INPUT RECORDS:
★ ★ ★ ★
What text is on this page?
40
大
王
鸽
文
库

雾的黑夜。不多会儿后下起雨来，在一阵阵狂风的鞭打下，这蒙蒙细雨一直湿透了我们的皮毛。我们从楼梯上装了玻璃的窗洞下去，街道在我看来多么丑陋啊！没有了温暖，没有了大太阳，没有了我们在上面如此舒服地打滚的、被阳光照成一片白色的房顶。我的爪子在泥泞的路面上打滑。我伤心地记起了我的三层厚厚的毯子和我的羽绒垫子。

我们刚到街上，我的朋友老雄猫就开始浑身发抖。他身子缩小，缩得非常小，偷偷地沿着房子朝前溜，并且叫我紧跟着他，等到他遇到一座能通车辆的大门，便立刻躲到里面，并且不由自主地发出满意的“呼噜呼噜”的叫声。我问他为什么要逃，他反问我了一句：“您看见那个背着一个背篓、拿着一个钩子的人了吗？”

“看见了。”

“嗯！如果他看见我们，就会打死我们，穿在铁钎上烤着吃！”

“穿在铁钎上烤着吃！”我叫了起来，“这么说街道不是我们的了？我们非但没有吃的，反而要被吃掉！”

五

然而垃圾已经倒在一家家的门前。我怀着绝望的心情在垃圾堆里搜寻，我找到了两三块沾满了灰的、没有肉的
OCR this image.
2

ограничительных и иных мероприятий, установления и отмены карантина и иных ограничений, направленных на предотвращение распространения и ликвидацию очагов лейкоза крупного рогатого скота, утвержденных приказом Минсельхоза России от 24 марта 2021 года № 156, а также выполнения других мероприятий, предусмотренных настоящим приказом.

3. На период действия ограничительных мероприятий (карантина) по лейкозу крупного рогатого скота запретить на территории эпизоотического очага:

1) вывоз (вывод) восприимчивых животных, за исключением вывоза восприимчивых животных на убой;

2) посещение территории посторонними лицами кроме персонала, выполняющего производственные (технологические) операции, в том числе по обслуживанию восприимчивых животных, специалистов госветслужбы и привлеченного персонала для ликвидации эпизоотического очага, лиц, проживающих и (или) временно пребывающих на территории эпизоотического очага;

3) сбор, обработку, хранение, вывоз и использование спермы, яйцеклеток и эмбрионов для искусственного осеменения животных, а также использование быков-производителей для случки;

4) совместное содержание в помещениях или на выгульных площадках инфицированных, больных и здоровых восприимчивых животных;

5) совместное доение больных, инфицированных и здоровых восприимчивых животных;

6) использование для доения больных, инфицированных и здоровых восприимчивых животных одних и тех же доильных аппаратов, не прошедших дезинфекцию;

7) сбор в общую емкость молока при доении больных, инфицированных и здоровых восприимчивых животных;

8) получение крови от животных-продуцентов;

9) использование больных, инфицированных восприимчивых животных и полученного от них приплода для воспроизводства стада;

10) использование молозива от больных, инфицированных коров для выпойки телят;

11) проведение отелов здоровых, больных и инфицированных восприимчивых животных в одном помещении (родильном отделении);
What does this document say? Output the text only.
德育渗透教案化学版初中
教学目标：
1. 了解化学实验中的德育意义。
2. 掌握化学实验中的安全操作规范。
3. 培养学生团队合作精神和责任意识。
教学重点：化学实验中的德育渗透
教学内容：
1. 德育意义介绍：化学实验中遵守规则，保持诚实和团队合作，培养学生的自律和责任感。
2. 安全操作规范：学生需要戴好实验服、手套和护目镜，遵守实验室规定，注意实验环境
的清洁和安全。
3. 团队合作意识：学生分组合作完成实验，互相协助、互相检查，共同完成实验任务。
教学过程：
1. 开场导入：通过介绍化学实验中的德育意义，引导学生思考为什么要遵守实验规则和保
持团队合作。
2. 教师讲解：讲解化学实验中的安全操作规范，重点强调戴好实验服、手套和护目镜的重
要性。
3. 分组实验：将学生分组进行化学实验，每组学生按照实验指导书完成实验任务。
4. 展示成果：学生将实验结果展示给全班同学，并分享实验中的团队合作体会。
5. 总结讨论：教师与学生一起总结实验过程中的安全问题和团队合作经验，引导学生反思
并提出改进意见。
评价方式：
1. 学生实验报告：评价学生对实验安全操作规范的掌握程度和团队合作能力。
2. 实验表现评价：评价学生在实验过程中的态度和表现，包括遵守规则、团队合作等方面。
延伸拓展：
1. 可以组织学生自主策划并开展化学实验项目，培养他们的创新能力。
★ ★ ★ ★
EXERCISE:
Restate the whole listing exactly, leaving out nothing.

FINISHED ANSWER:
What text is on this page?
40
大
王
鸽
文
库

雾的黑夜。不多会儿后下起雨来，在一阵阵狂风的鞭打下，这蒙蒙细雨一直湿透了我们的皮毛。我们从楼梯上装了玻璃的窗洞下去，街道在我看来多么丑陋啊！没有了温暖，没有了大太阳，没有了我们在上面如此舒服地打滚的、被阳光照成一片白色的房顶。我的爪子在泥泞的路面上打滑。我伤心地记起了我的三层厚厚的毯子和我的羽绒垫子。

我们刚到街上，我的朋友老雄猫就开始浑身发抖。他身子缩小，缩得非常小，偷偷地沿着房子朝前溜，并且叫我紧跟着他，等到他遇到一座能通车辆的大门，便立刻躲到里面，并且不由自主地发出满意的“呼噜呼噜”的叫声。我问他为什么要逃，他反问我了一句：“您看见那个背着一个背篓、拿着一个钩子的人了吗？”

“看见了。”

“嗯！如果他看见我们，就会打死我们，穿在铁钎上烤着吃！”

“穿在铁钎上烤着吃！”我叫了起来，“这么说街道不是我们的了？我们非但没有吃的，反而要被吃掉！”

五

然而垃圾已经倒在一家家的门前。我怀着绝望的心情在垃圾堆里搜寻，我找到了两三块沾满了灰的、没有肉的
OCR this image.
2

ограничительных и иных мероприятий, установления и отмены карантина и иных ограничений, направленных на предотвращение распространения и ликвидацию очагов лейкоза крупного рогатого скота, утвержденных приказом Минсельхоза России от 24 марта 2021 года № 156, а также выполнения других мероприятий, предусмотренных настоящим приказом.

3. На период действия ограничительных мероприятий (карантина) по лейкозу крупного рогатого скота запретить на территории эпизоотического очага:

1) вывоз (вывод) восприимчивых животных, за исключением вывоза восприимчивых животных на убой;

2) посещение территории посторонними лицами кроме персонала, выполняющего производственные (технологические) операции, в том числе по обслуживанию восприимчивых животных, специалистов госветслужбы и привлеченного персонала для ликвидации эпизоотического очага, лиц, проживающих и (или) временно пребывающих на территории эпизоотического очага;

3) сбор, обработку, хранение, вывоз и использование спермы, яйцеклеток и эмбрионов для искусственного осеменения животных, а также использование быков-производителей для случки;

4) совместное содержание в помещениях или на выгульных площадках инфицированных, больных и здоровых восприимчивых животных;

5) совместное доение больных, инфицированных и здоровых восприимчивых животных;

6) использование для доения больных, инфицированных и здоровых восприимчивых животных одних и тех же доильных аппаратов, не прошедших дезинфекцию;

7) сбор в общую емкость молока при доении больных, инфицированных и здоровых восприимчивых животных;

8) получение крови от животных-продуцентов;

9) использование больных, инфицированных восприимчивых животных и полученного от них приплода для воспроизводства стада;

10) использование молозива от больных, инфицированных коров для выпойки телят;

11) проведение отелов здоровых, больных и инфицированных восприимчивых животных в одном помещении (родильном отделении);
What does this document say? Output the text only.
德育渗透教案化学版初中
教学目标：
1. 了解化学实验中的德育意义。
2. 掌握化学实验中的安全操作规范。
3. 培养学生团队合作精神和责任意识。
教学重点：化学实验中的德育渗透
教学内容：
1. 德育意义介绍：化学实验中遵守规则，保持诚实和团队合作，培养学生的自律和责任感。
2. 安全操作规范：学生需要戴好实验服、手套和护目镜，遵守实验室规定，注意实验环境
的清洁和安全。
3. 团队合作意识：学生分组合作完成实验，互相协助、互相检查，共同完成实验任务。
教学过程：
1. 开场导入：通过介绍化学实验中的德育意义，引导学生思考为什么要遵守实验规则和保
持团队合作。
2. 教师讲解：讲解化学实验中的安全操作规范，重点强调戴好实验服、手套和护目镜的重
要性。
3. 分组实验：将学生分组进行化学实验，每组学生按照实验指导书完成实验任务。
4. 展示成果：学生将实验结果展示给全班同学，并分享实验中的团队合作体会。
5. 总结讨论：教师与学生一起总结实验过程中的安全问题和团队合作经验，引导学生反思
并提出改进意见。
评价方式：
1. 学生实验报告：评价学生对实验安全操作规范的掌握程度和团队合作能力。
2. 实验表现评价：评价学生在实验过程中的态度和表现，包括遵守规则、团队合作等方面。
延伸拓展：
1. 可以组织学生自主策划并开展化学实验项目，培养他们的创新能力。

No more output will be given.